(Some records)
....
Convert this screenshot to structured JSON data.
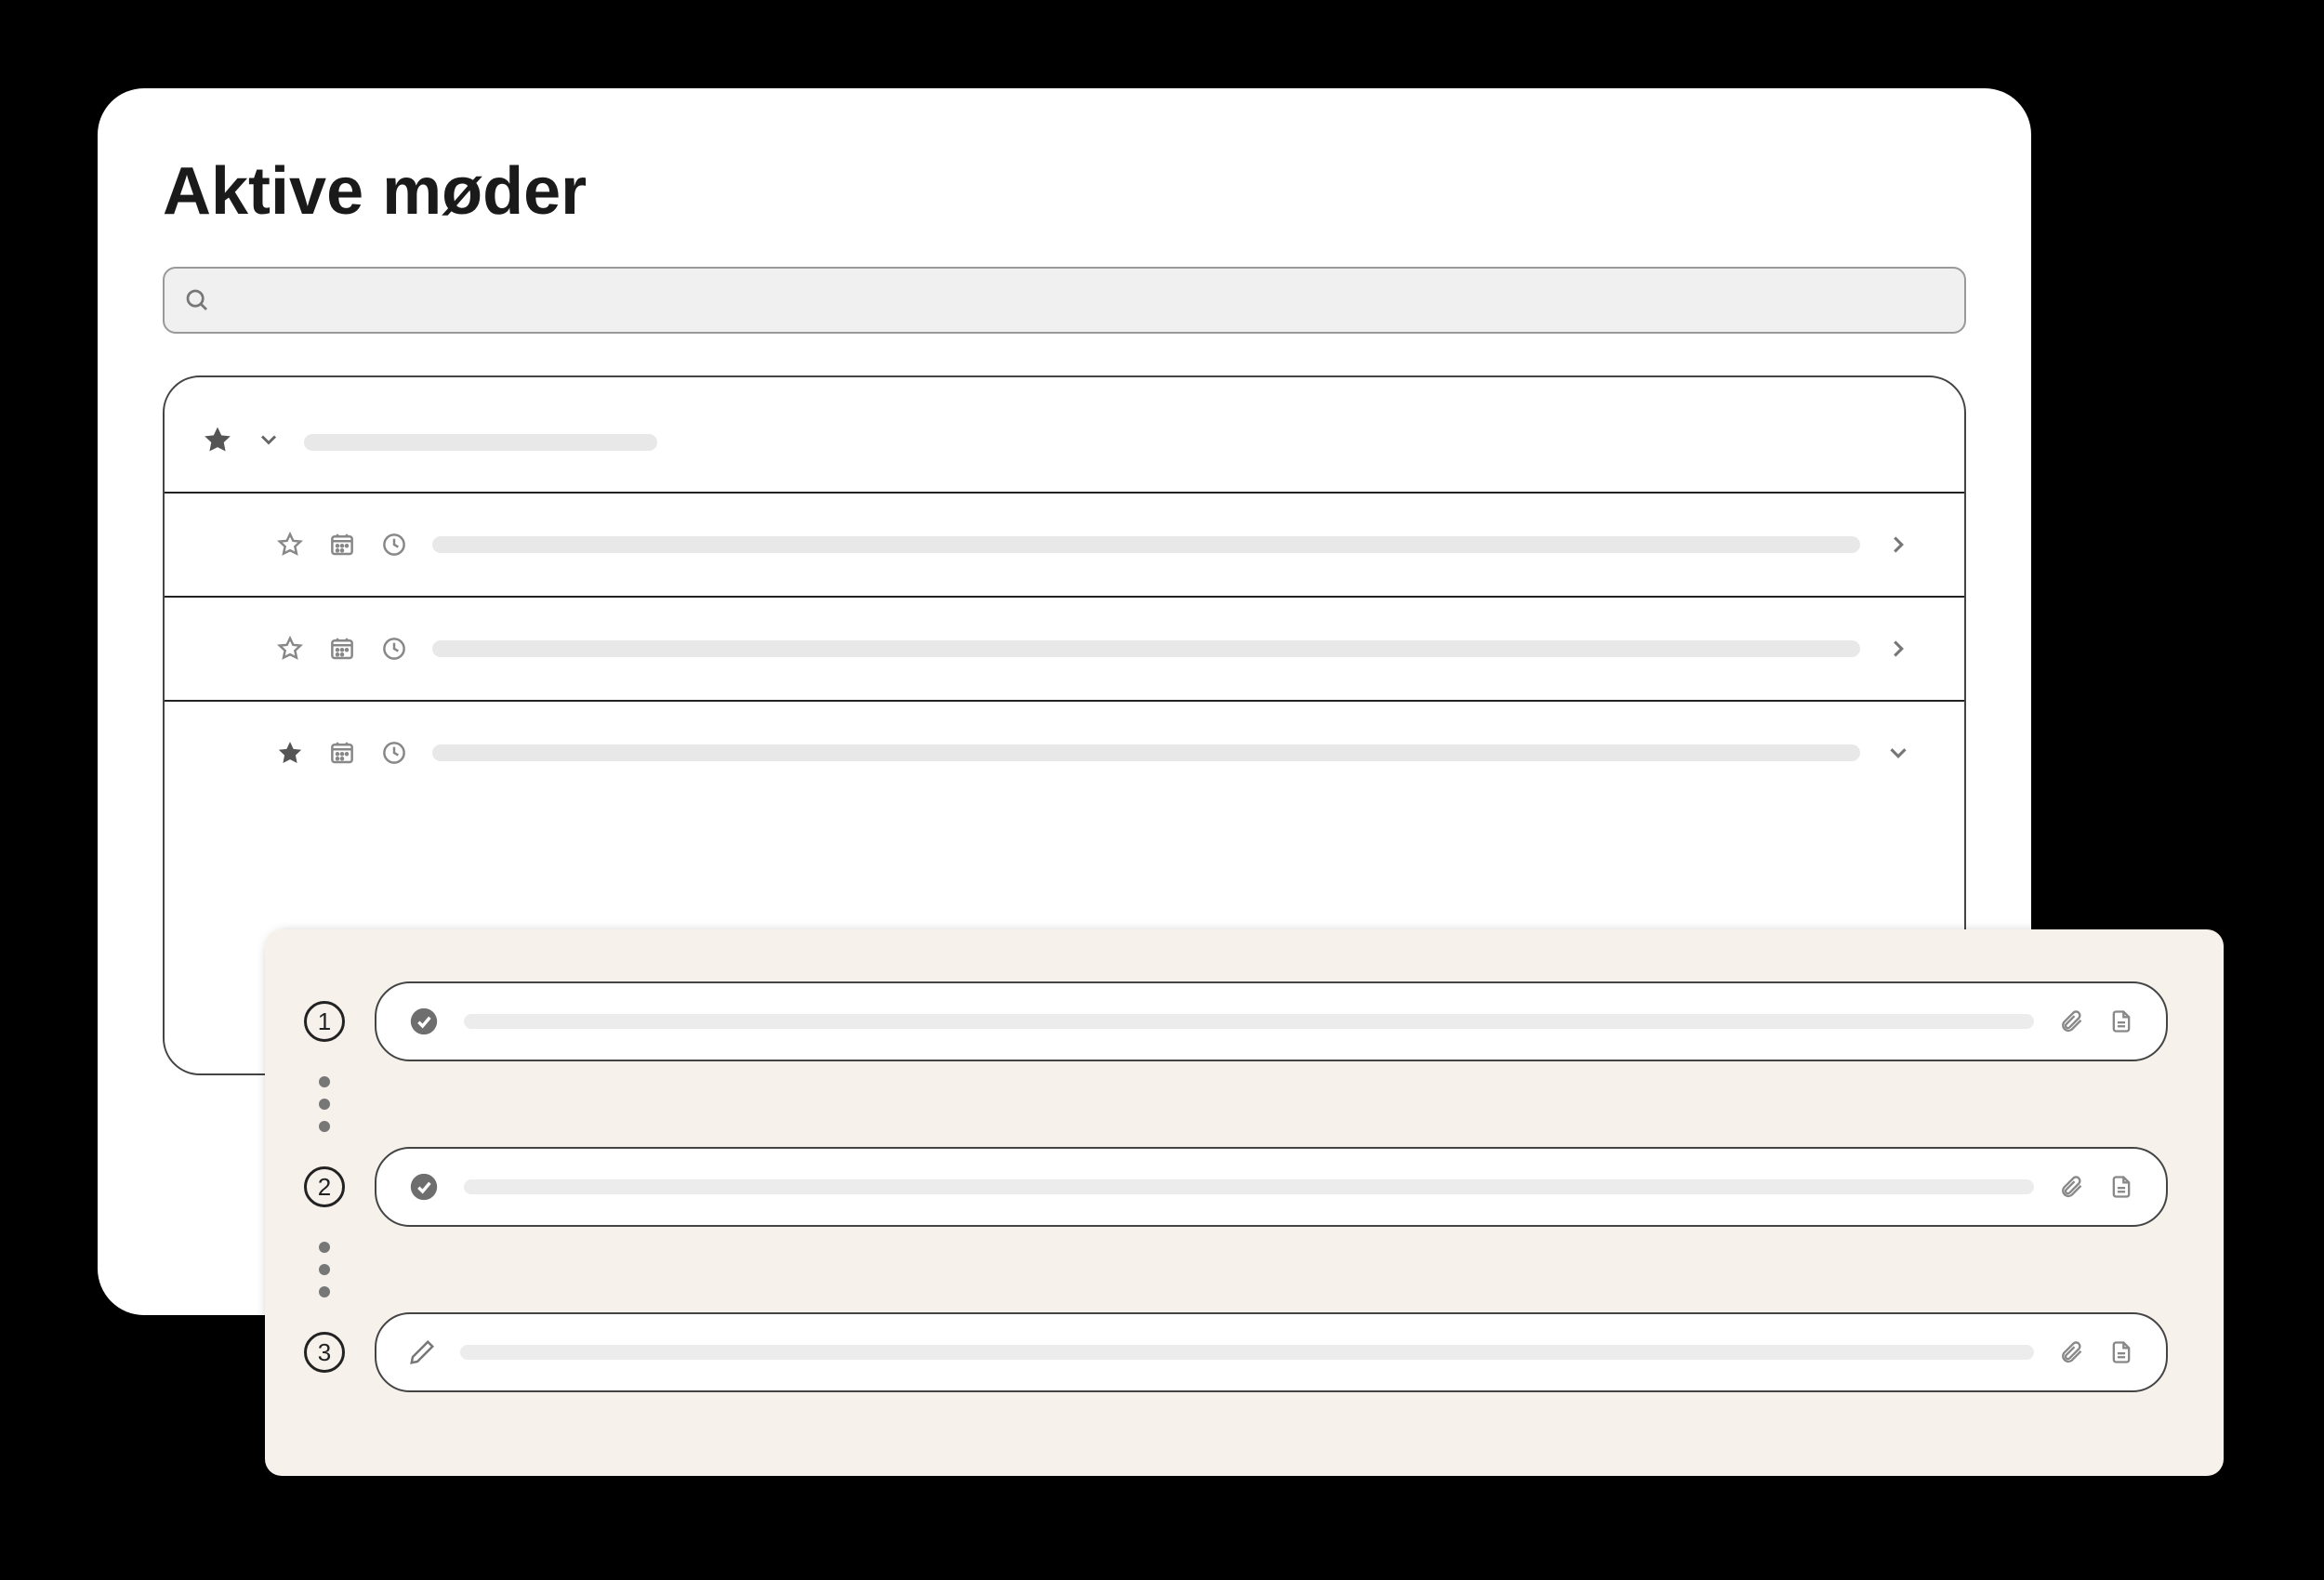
{
  "page": {
    "title": "Aktive møder"
  },
  "search": {
    "placeholder": ""
  },
  "group": {
    "starred": true,
    "expanded": true
  },
  "rows": [
    {
      "starred": false,
      "action": "chevron-right"
    },
    {
      "starred": false,
      "action": "chevron-right"
    },
    {
      "starred": true,
      "action": "chevron-down"
    }
  ],
  "steps": [
    {
      "number": "1",
      "status": "check"
    },
    {
      "number": "2",
      "status": "check"
    },
    {
      "number": "3",
      "status": "edit"
    }
  ]
}
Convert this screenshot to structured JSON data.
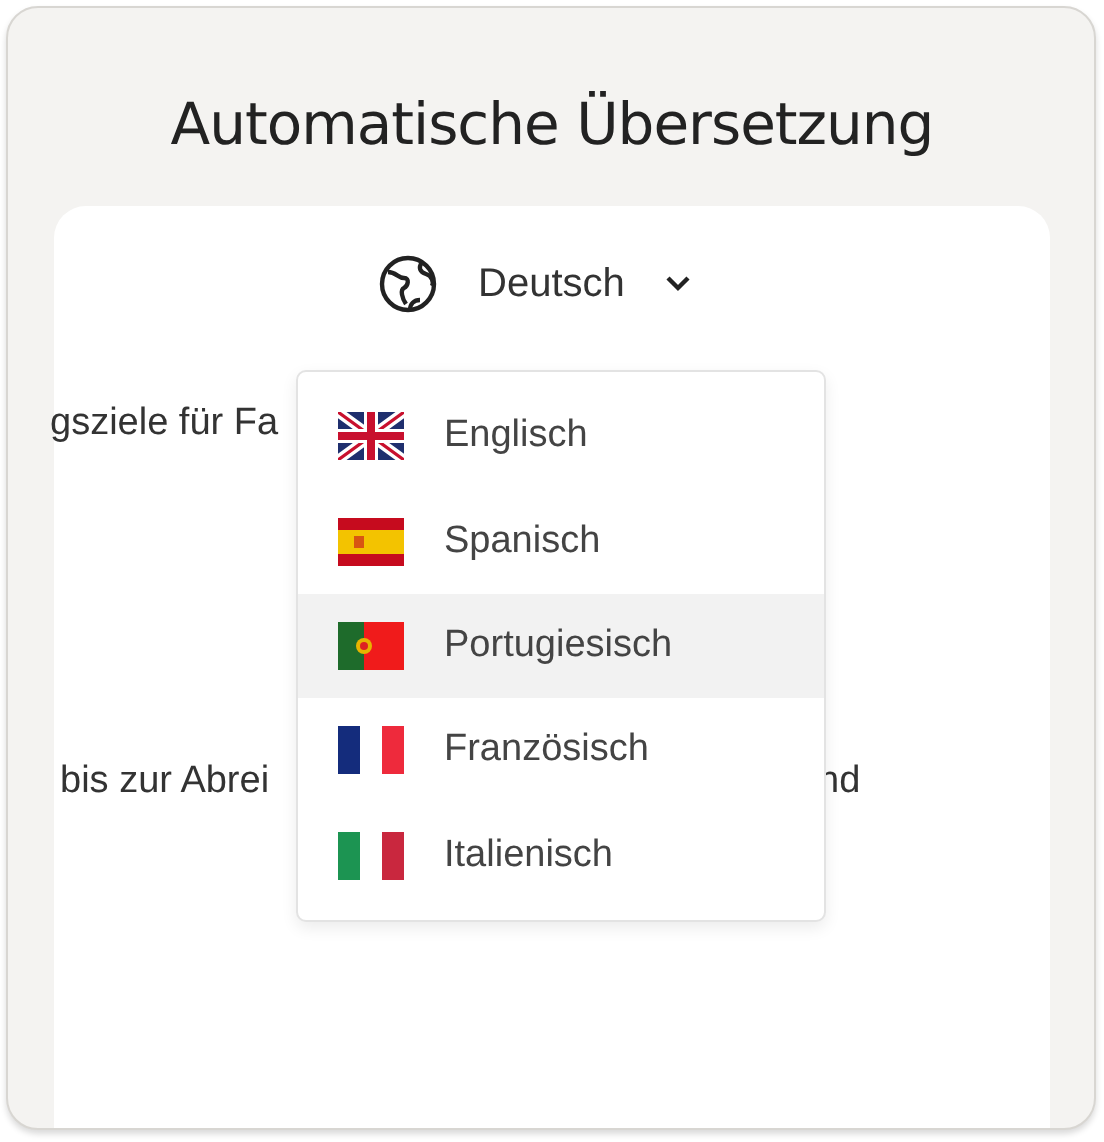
{
  "title": "Automatische Übersetzung",
  "language_select": {
    "value": "Deutsch",
    "expanded": true
  },
  "background_text": [
    {
      "text": "gsziele für Fa"
    },
    {
      "text": "bis zur Abrei"
    },
    {
      "text": "nd"
    }
  ],
  "menu": [
    {
      "label": "Englisch",
      "kind": "uk",
      "selected": false
    },
    {
      "label": "Spanisch",
      "kind": "es",
      "selected": false
    },
    {
      "label": "Portugiesisch",
      "kind": "pt",
      "selected": true
    },
    {
      "label": "Französisch",
      "kind": "fr",
      "selected": false
    },
    {
      "label": "Italienisch",
      "kind": "it",
      "selected": false
    }
  ]
}
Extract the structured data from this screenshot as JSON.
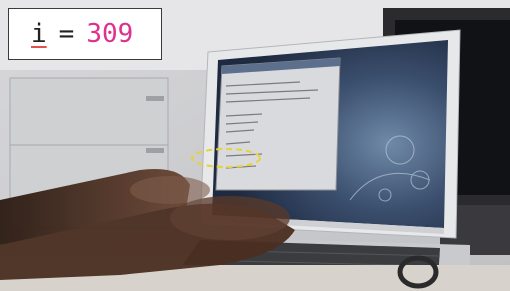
{
  "overlay": {
    "variable": "i",
    "equals": "=",
    "value": "309",
    "value_color": "#e0308f"
  },
  "scene": {
    "description_icon": "laptop-typing-photo",
    "highlight_color": "#e8d23a"
  }
}
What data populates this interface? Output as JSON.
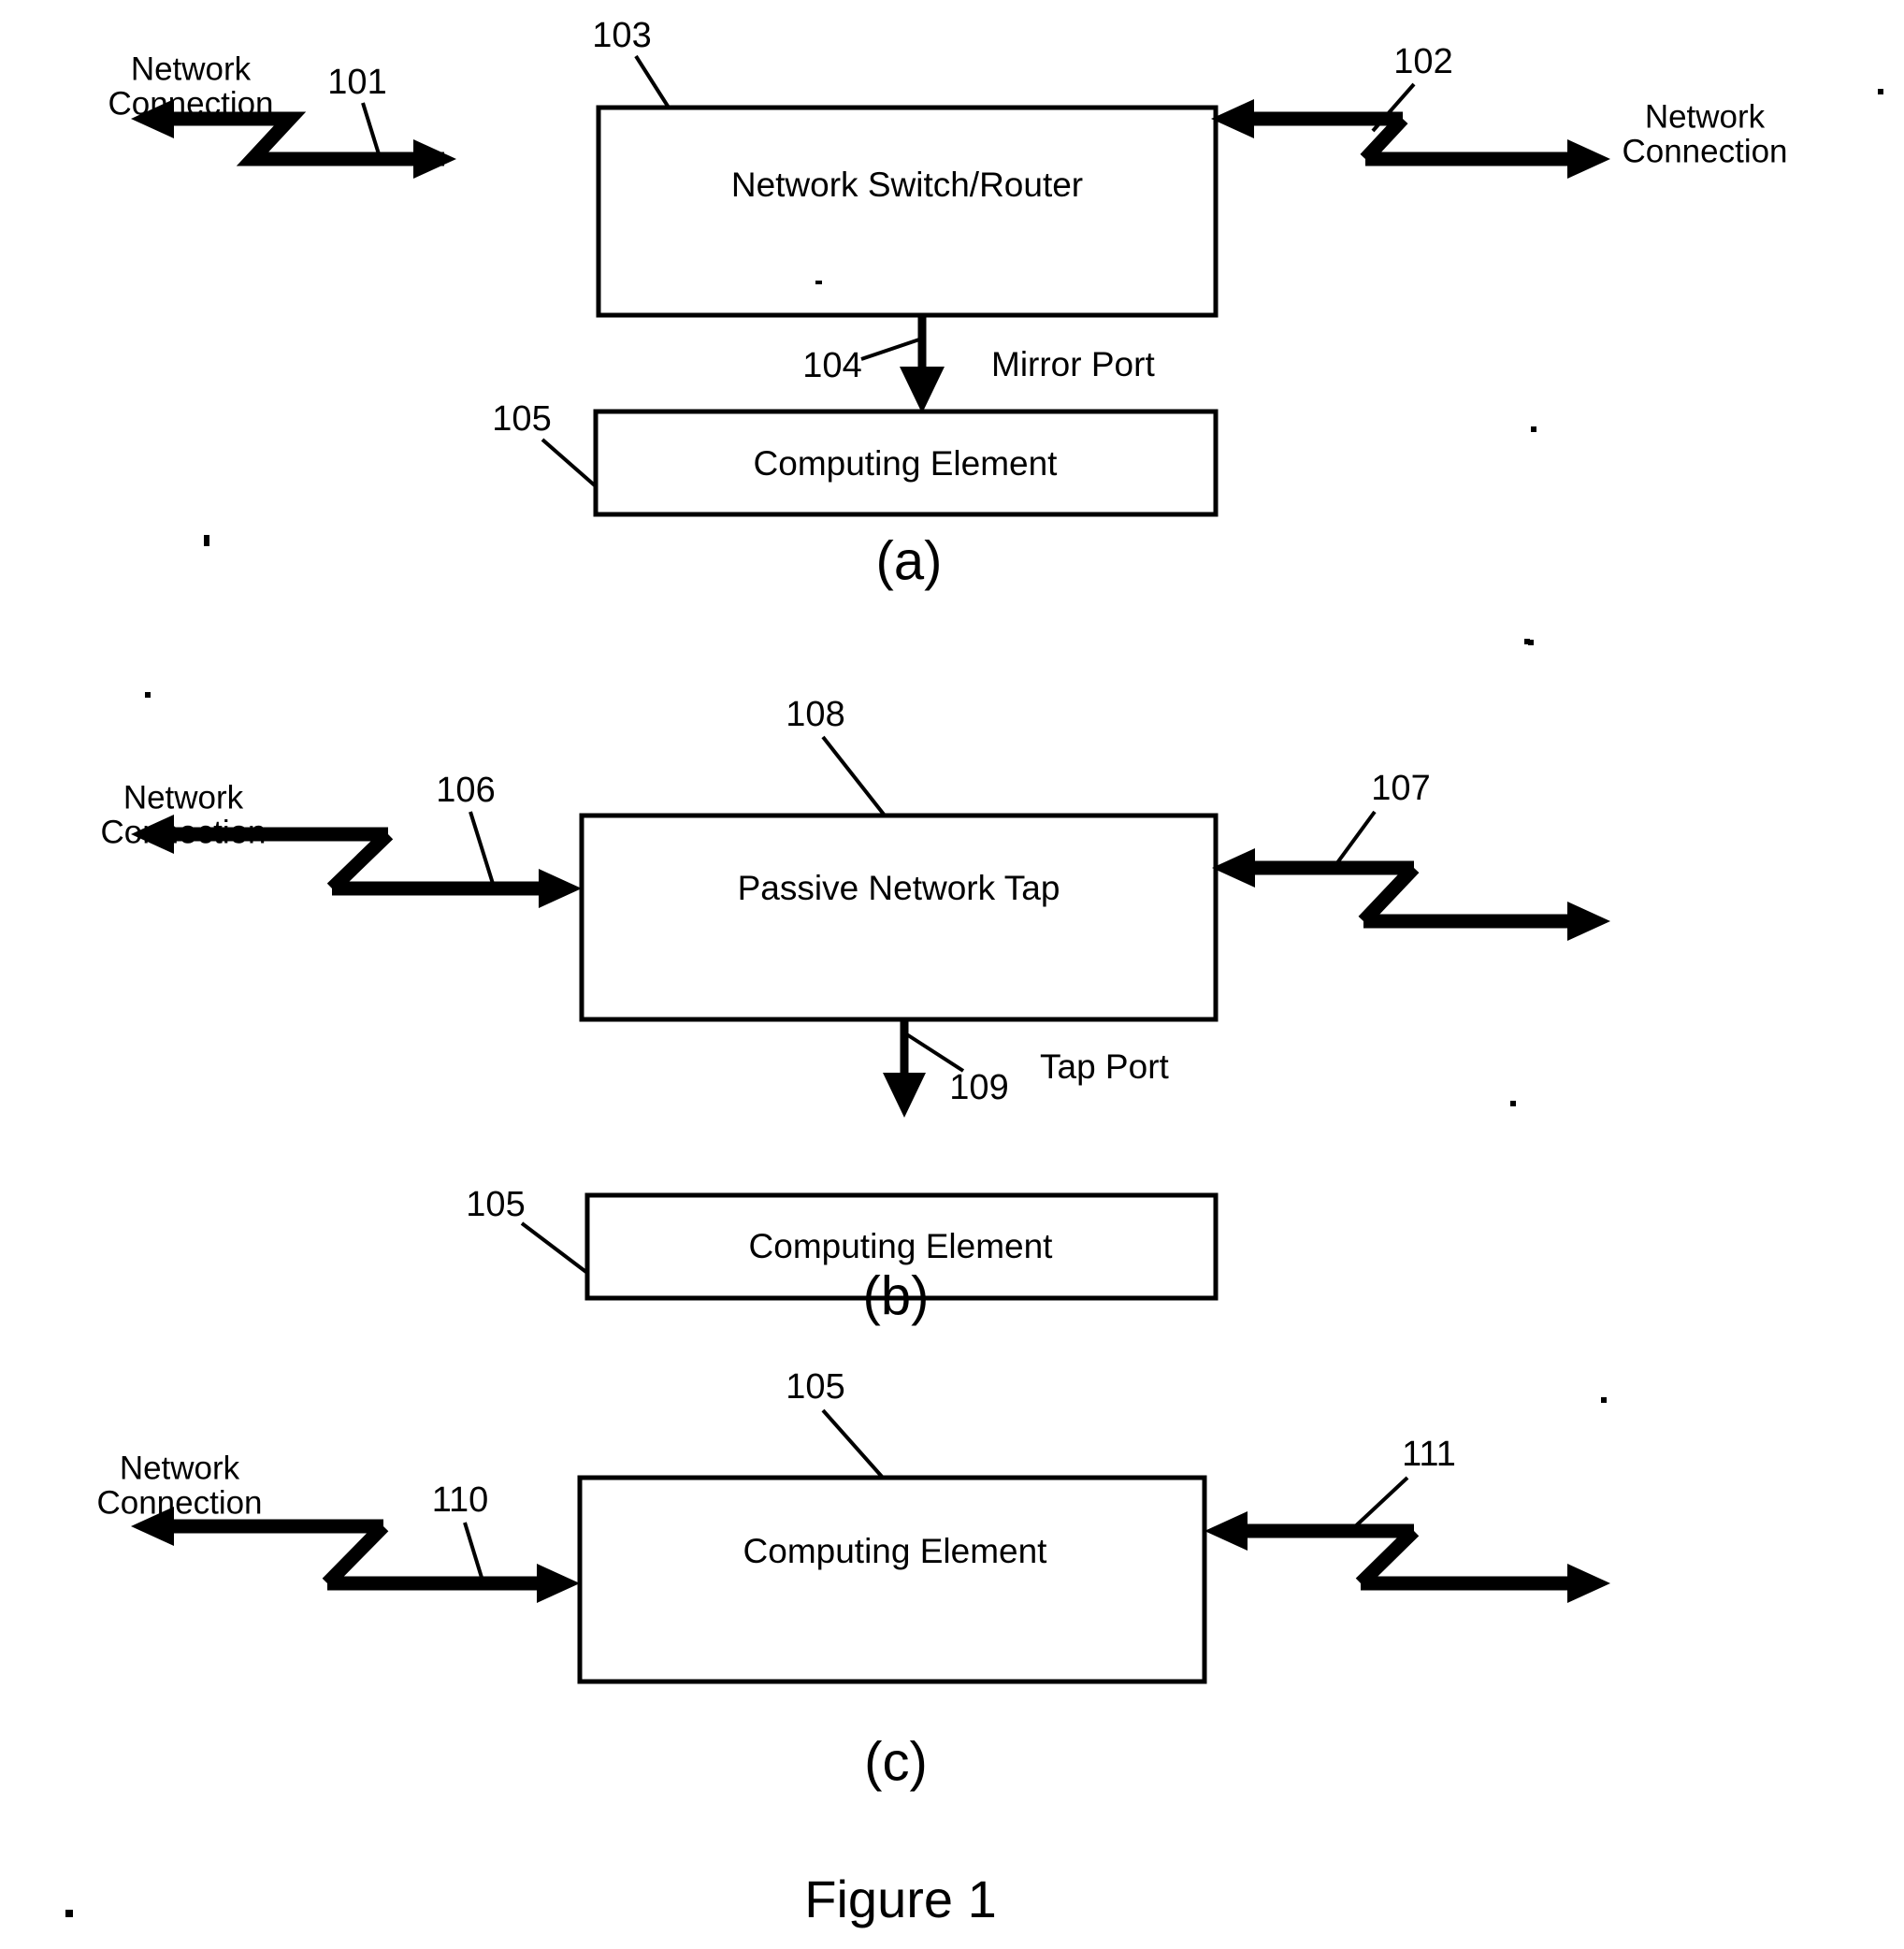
{
  "figure": {
    "caption": "Figure 1",
    "panels": [
      {
        "id": "a",
        "subcaption": "(a)",
        "main_box_label": "Network Switch/Router",
        "main_box_ref": "103",
        "lower_box_label": "Computing Element",
        "lower_box_ref": "105",
        "port_label": "Mirror Port",
        "port_ref": "104",
        "left_connection_ref": "101",
        "right_connection_ref": "102",
        "left_connection_label": "Network\nConnection",
        "left_connection_label_line1": "Network",
        "left_connection_label_line2": "Connection",
        "right_connection_label_line1": "Network",
        "right_connection_label_line2": "Connection"
      },
      {
        "id": "b",
        "subcaption": "(b)",
        "main_box_label": "Passive Network Tap",
        "main_box_ref": "108",
        "lower_box_label": "Computing Element",
        "lower_box_ref": "105",
        "port_label": "Tap Port",
        "port_ref": "109",
        "left_connection_ref": "106",
        "right_connection_ref": "107",
        "left_connection_label_line1": "Network",
        "left_connection_label_line2": "Connection",
        "right_connection_label_line1": "",
        "right_connection_label_line2": ""
      },
      {
        "id": "c",
        "subcaption": "(c)",
        "main_box_label": "Computing Element",
        "main_box_ref": "105",
        "lower_box_label": "",
        "lower_box_ref": "",
        "port_label": "",
        "port_ref": "",
        "left_connection_ref": "110",
        "right_connection_ref": "111",
        "left_connection_label_line1": "Network",
        "left_connection_label_line2": "Connection",
        "right_connection_label_line1": "",
        "right_connection_label_line2": ""
      }
    ]
  },
  "colors": {
    "ink": "#000000",
    "paper": "#ffffff"
  }
}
....
## Problem details
In the records, locate each line holding the string "JSON" and copy it.

## Correct output
Convert this screenshot to structured JSON data.
Convert this screenshot to structured JSON data.
Extract the structured data from this screenshot as JSON.
What data populates this interface? Output as JSON.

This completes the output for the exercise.